» **Stated goal**:
Extract all lines that hold the string "pinhole".

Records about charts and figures
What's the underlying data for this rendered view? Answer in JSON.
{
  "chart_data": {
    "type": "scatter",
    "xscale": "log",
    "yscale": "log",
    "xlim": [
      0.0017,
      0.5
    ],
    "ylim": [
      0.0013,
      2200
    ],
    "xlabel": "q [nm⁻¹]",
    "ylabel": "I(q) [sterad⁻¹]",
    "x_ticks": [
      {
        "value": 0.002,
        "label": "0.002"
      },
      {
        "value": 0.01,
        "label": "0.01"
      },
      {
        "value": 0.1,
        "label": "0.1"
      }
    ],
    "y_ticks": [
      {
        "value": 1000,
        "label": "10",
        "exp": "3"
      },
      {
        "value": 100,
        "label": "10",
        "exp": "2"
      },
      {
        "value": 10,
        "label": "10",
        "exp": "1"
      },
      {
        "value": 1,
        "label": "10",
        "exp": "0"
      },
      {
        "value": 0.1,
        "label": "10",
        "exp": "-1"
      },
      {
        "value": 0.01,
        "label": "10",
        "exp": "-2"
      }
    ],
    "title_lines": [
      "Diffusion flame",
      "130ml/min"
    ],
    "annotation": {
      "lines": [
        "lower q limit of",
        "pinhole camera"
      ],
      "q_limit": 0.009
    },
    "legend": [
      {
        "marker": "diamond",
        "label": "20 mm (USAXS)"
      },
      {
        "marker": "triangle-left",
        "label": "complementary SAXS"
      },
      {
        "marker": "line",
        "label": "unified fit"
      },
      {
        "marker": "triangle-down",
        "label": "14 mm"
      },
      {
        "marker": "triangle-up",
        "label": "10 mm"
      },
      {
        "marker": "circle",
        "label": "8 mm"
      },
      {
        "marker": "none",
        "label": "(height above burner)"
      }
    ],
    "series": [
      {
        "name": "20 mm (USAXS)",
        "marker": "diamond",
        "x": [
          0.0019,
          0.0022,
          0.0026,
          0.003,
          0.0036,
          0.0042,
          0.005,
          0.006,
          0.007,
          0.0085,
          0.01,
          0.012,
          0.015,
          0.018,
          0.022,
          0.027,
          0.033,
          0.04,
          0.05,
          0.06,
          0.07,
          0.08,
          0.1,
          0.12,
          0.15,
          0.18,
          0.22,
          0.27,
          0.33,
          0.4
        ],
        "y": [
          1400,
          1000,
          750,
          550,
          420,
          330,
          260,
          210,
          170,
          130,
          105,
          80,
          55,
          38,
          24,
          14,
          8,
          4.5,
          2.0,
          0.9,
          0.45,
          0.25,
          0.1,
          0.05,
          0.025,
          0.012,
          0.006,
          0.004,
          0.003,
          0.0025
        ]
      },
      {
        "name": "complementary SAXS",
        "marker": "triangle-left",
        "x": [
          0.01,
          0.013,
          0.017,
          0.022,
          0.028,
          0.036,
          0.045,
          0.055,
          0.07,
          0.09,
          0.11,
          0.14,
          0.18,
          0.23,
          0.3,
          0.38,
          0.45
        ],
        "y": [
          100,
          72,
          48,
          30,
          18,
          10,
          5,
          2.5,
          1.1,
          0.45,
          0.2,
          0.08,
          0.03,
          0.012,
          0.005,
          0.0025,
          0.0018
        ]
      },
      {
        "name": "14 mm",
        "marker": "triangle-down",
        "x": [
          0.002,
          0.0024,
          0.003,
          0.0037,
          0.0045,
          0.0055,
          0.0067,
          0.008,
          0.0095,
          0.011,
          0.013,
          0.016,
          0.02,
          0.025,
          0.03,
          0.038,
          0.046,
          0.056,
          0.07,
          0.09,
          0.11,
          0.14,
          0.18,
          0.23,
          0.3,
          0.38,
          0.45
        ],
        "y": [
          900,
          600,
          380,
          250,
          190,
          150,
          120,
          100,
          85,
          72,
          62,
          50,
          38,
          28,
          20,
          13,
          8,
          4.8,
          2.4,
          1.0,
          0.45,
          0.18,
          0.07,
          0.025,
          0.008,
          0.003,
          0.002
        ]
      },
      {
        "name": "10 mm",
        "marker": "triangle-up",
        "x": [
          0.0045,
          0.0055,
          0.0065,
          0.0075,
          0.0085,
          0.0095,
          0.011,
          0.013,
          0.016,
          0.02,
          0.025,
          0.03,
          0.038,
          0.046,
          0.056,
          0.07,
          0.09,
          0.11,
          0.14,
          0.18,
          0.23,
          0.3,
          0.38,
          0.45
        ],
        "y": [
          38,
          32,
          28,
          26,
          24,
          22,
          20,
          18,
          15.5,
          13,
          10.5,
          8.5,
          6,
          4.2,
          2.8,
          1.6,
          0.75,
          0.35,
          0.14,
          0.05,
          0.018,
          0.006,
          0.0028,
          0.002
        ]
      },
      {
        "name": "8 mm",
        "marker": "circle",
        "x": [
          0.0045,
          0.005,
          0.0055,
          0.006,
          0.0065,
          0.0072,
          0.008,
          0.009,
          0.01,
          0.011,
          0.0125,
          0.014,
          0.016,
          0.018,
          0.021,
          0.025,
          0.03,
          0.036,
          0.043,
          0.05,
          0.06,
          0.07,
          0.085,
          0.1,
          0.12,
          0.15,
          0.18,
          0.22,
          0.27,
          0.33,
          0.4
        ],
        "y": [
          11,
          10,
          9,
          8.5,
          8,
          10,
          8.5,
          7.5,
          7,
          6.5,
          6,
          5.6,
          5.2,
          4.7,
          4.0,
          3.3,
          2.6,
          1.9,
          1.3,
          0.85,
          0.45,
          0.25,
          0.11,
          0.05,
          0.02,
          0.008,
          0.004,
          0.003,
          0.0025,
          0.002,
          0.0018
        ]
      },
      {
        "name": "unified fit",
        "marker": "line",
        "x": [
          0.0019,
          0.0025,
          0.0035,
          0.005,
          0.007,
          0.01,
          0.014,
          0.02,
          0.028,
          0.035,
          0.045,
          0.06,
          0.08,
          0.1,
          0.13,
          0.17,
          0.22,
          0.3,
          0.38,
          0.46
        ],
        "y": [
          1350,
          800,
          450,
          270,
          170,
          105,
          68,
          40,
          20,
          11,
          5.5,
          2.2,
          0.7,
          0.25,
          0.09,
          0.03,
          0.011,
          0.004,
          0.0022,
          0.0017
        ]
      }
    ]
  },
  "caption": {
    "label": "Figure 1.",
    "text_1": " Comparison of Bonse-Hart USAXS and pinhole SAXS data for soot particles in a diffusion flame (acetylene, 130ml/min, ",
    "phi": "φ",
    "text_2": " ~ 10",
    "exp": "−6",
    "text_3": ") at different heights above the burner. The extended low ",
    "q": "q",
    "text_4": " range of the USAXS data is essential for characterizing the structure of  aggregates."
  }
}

» **Expected answer**:
        "pinhole camera"
    "text_1": " Comparison of Bonse-Hart USAXS and pinhole SAXS data for soot particles in a diffusion flame (acetylene, 130ml/min, ",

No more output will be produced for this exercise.